- EXERCISE AIM: Exactly as given, repeat all of the entries.

(begin)

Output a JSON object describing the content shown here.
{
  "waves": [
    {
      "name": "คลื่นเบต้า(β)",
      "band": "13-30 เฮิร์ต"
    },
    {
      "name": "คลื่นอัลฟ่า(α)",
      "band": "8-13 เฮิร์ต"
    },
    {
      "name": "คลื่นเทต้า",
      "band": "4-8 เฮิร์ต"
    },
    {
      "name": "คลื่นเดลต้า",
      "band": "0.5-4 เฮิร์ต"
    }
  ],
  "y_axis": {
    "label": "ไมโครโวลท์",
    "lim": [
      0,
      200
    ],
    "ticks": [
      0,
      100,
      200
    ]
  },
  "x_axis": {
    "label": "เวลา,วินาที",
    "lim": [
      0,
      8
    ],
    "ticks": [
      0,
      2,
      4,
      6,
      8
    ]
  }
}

(end)

- OUTPUT FOR THIS EXERCISE:
Output a JSON object describing the content shown here.
{
  "waves": [
    {
      "name": "คลื่นเบต้า(β)",
      "band": "13-30 เฮิร์ต"
    },
    {
      "name": "คลื่นอัลฟ่า(α)",
      "band": "8-13 เฮิร์ต"
    },
    {
      "name": "คลื่นเทต้า",
      "band": "4-8 เฮิร์ต"
    },
    {
      "name": "คลื่นเดลต้า",
      "band": "0.5-4 เฮิร์ต"
    }
  ],
  "y_axis": {
    "label": "ไมโครโวลท์",
    "lim": [
      0,
      200
    ],
    "ticks": [
      0,
      100,
      200
    ]
  },
  "x_axis": {
    "label": "เวลา,วินาที",
    "lim": [
      0,
      8
    ],
    "ticks": [
      0,
      2,
      4,
      6,
      8
    ]
  }
}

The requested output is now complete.